* What you are asked to do *
From the listing below, return each line that includes "based".
— begin —
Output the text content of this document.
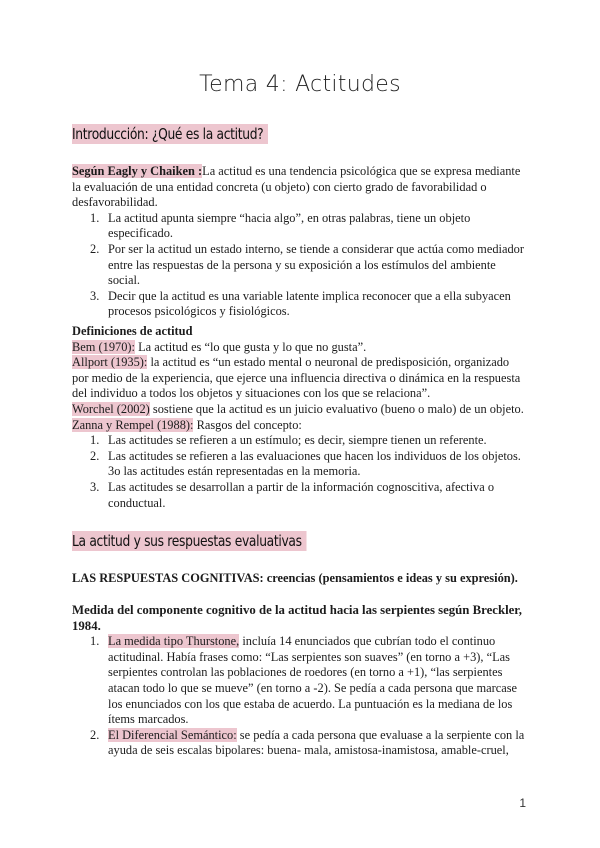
Tema 4: Actitudes
Introducción: ¿Qué es la actitud?
Según Eagly y Chaiken :La actitud es una tendencia psicológica que se expresa mediante la evaluación de una entidad concreta (u objeto) con cierto grado de favorabilidad o desfavorabilidad.
1. La actitud apunta siempre “hacia algo”, en otras palabras, tiene un objeto especificado.
2. Por ser la actitud un estado interno, se tiende a considerar que actúa como mediador entre las respuestas de la persona y su exposición a los estímulos del ambiente social.
3. Decir que la actitud es una variable latente implica reconocer que a ella subyacen procesos psicológicos y fisiológicos.
Definiciones de actitud
Bem (1970): La actitud es “lo que gusta y lo que no gusta”.
Allport (1935): la actitud es “un estado mental o neuronal de predisposición, organizado por medio de la experiencia, que ejerce una influencia directiva o dinámica en la respuesta del individuo a todos los objetos y situaciones con los que se relaciona”.
Worchel (2002) sostiene que la actitud es un juicio evaluativo (bueno o malo) de un objeto.
Zanna y Rempel (1988): Rasgos del concepto:
1. Las actitudes se refieren a un estímulo; es decir, siempre tienen un referente.
2. Las actitudes se refieren a las evaluaciones que hacen los individuos de los objetos. 3o las actitudes están representadas en la memoria.
3. Las actitudes se desarrollan a partir de la información cognoscitiva, afectiva o conductual.
La actitud y sus respuestas evaluativas
LAS RESPUESTAS COGNITIVAS: creencias (pensamientos e ideas y su expresión).
Medida del componente cognitivo de la actitud hacia las serpientes según Breckler, 1984.
1. La medida tipo Thurstone, incluía 14 enunciados que cubrían todo el continuo actitudinal. Había frases como: “Las serpientes son suaves” (en torno a +3), “Las serpientes controlan las poblaciones de roedores (en torno a +1), “las serpientes atacan todo lo que se mueve” (en torno a -2). Se pedía a cada persona que marcase los enunciados con los que estaba de acuerdo. La puntuación es la mediana de los ítems marcados.
2. El Diferencial Semántico: se pedía a cada persona que evaluase a la serpiente con la ayuda de seis escalas bipolares: buena- mala, amistosa-inamistosa, amable-cruel,
1
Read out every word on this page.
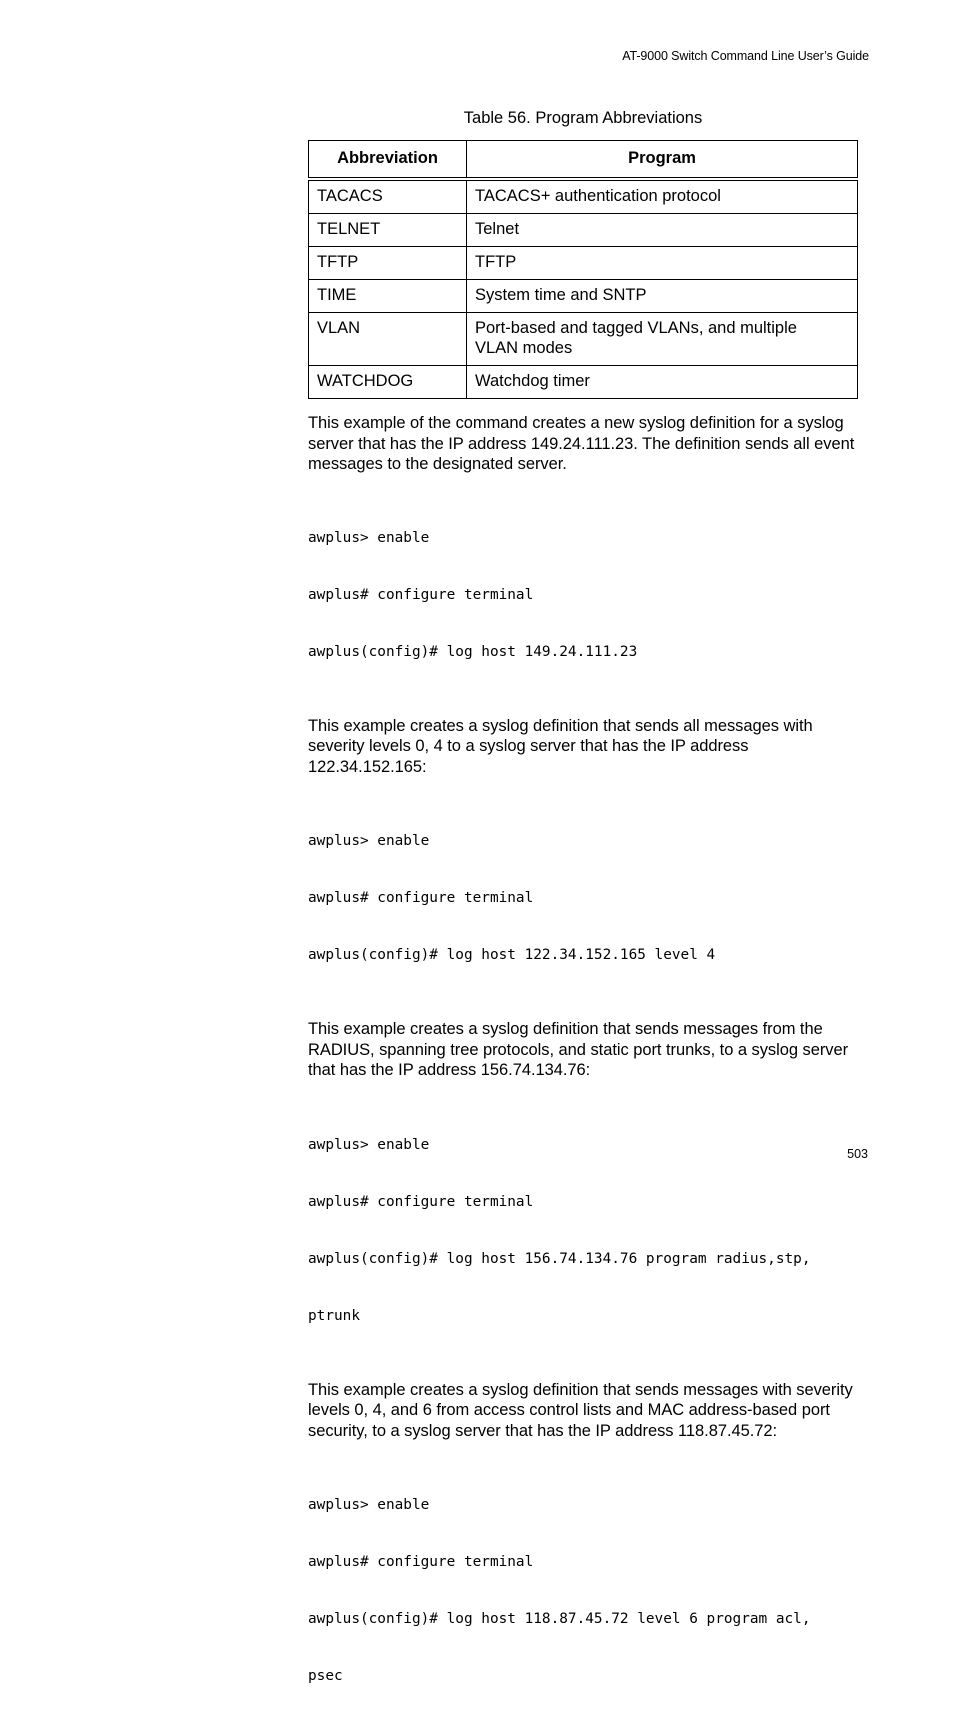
AT-9000 Switch Command Line User’s Guide
Table 56. Program Abbreviations
Abbreviation	Program
TACACS	TACACS+ authentication protocol
TELNET	Telnet
TFTP	TFTP
TIME	System time and SNTP
VLAN	Port-based and tagged VLANs, and multiple VLAN modes
WATCHDOG	Watchdog timer

This example of the command creates a new syslog definition for a syslog server that has the IP address 149.24.111.23. The definition sends all event messages to the designated server.

awplus> enable

awplus# configure terminal

awplus(config)# log host 149.24.111.23

This example creates a syslog definition that sends all messages with severity levels 0, 4 to a syslog server that has the IP address 122.34.152.165:

awplus> enable

awplus# configure terminal

awplus(config)# log host 122.34.152.165 level 4

This example creates a syslog definition that sends messages from the RADIUS, spanning tree protocols, and static port trunks, to a syslog server that has the IP address 156.74.134.76:

awplus> enable

awplus# configure terminal

awplus(config)# log host 156.74.134.76 program radius,stp,

ptrunk

This example creates a syslog definition that sends messages with severity levels 0, 4, and 6 from access control lists and MAC address-based port security, to a syslog server that has the IP address 118.87.45.72:

awplus> enable

awplus# configure terminal

awplus(config)# log host 118.87.45.72 level 6 program acl,

psec

503
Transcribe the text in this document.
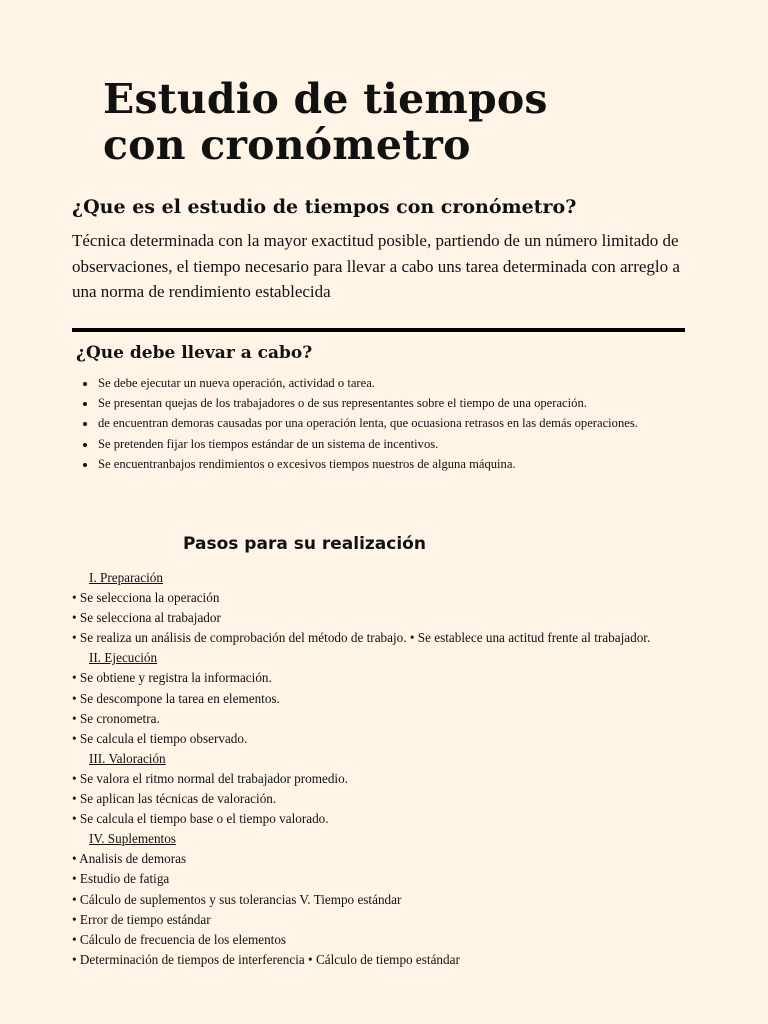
Estudio de tiempos
con cronómetro
¿Que es el estudio de tiempos con cronómetro?

Técnica determinada con la mayor exactitud posible, partiendo de un número limitado de observaciones, el tiempo necesario para llevar a cabo uns tarea determinada con arreglo a una norma de rendimiento establecida

¿Que debe llevar a cabo?
• Se debe ejecutar un nueva operación, actividad o tarea.
• Se presentan quejas de los trabajadores o de sus representantes sobre el tiempo de una operación.
• de encuentran demoras causadas por una operación lenta, que ocuasiona retrasos en las demás operaciones.
• Se pretenden fijar los tiempos estándar de un sistema de incentivos.
• Se encuentranbajos rendimientos o excesivos tiempos nuestros de alguna máquina.
Pasos para su realización
I. Preparación
• Se selecciona la operación
• Se selecciona al trabajador
• Se realiza un análisis de comprobación del método de trabajo. • Se establece una actitud frente al trabajador.
II. Ejecución
• Se obtiene y registra la información.
• Se descompone la tarea en elementos.
• Se cronometra.
• Se calcula el tiempo observado.
III. Valoración
• Se valora el ritmo normal del trabajador promedio.
• Se aplican las técnicas de valoración.
• Se calcula el tiempo base o el tiempo valorado.
IV. Suplementos
• Analisis de demoras
• Estudio de fatiga
• Cálculo de suplementos y sus tolerancias V. Tiempo estándar
• Error de tiempo estándar
• Cálculo de frecuencia de los elementos
• Determinación de tiempos de interferencia • Cálculo de tiempo estándar
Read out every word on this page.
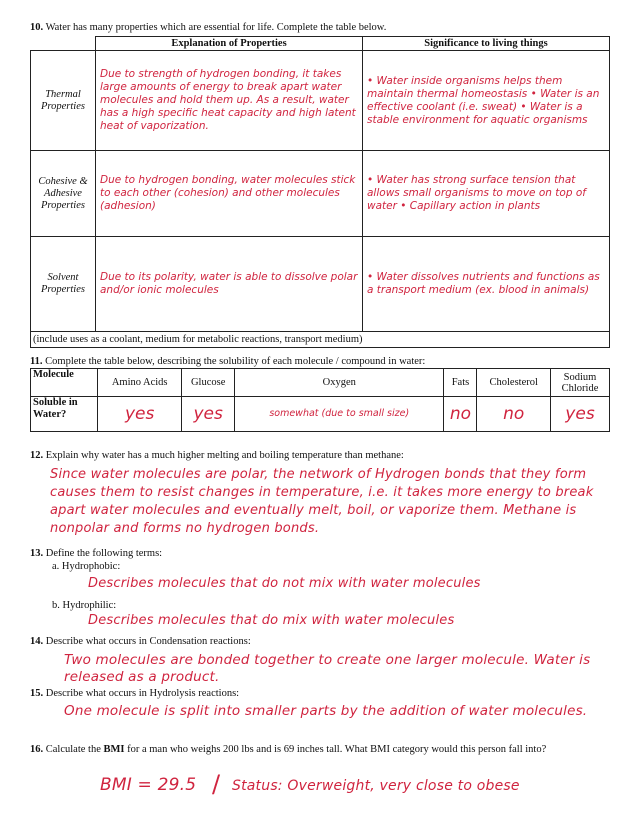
10. Water has many properties which are essential for life. Complete the table below.
	Explanation of Properties	Significance to living things
Thermal Properties	Due to strength of hydrogen bonding, it takes large amounts of energy to break apart water molecules and hold them up. As a result, water has a high specific heat capacity and high latent heat of vaporization.	• Water inside organisms helps them maintain thermal homeostasis • Water is an effective coolant (i.e. sweat) • Water is a stable environment for aquatic organisms

Cohesive & Adhesive Properties	Due to hydrogen bonding, water molecules stick to each other (cohesion) and other molecules (adhesion)	• Water has strong surface tension that allows small organisms to move on top of water • Capillary action in plants

Solvent Properties	Due to its polarity, water is able to dissolve polar and/or ionic molecules	• Water dissolves nutrients and functions as a transport medium (ex. blood in animals)

(include uses as a coolant, medium for metabolic reactions, transport medium)		
11. Complete the table below, describing the solubility of each molecule / compound in water:
Molecule	Amino Acids	Glucose	Oxygen	Fats	Cholesterol	Sodium Chloride
Soluble in Water?	yes	yes	somewhat (due to small size)	no	no	yes
12. Explain why water has a much higher melting and boiling temperature than methane:
Since water molecules are polar, the network of Hydrogen bonds that they form causes them to resist changes in temperature, i.e. it takes more energy to break apart water molecules and eventually melt, boil, or vaporize them. Methane is nonpolar and forms no hydrogen bonds.
13. Define the following terms:
a. Hydrophobic:
Describes molecules that do not mix with water molecules
b. Hydrophilic:
Describes molecules that do mix with water molecules
14. Describe what occurs in Condensation reactions:
Two molecules are bonded together to create one larger molecule. Water is released as a product.
15. Describe what occurs in Hydrolysis reactions:
One molecule is split into smaller parts by the addition of water molecules.
16. Calculate the BMI for a man who weighs 200 lbs and is 69 inches tall. What BMI category would this person fall into?
BMI = 29.5 / Status: Overweight, very close to obese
— end —
* Written solution *
VLAN	Port-based and tagged VLANs, and multiple VLAN modes
This example creates a syslog definition that sends messages with severity levels 0, 4, and 6 from access control lists and MAC address-based port security, to a syslog server that has the IP address 118.87.45.72:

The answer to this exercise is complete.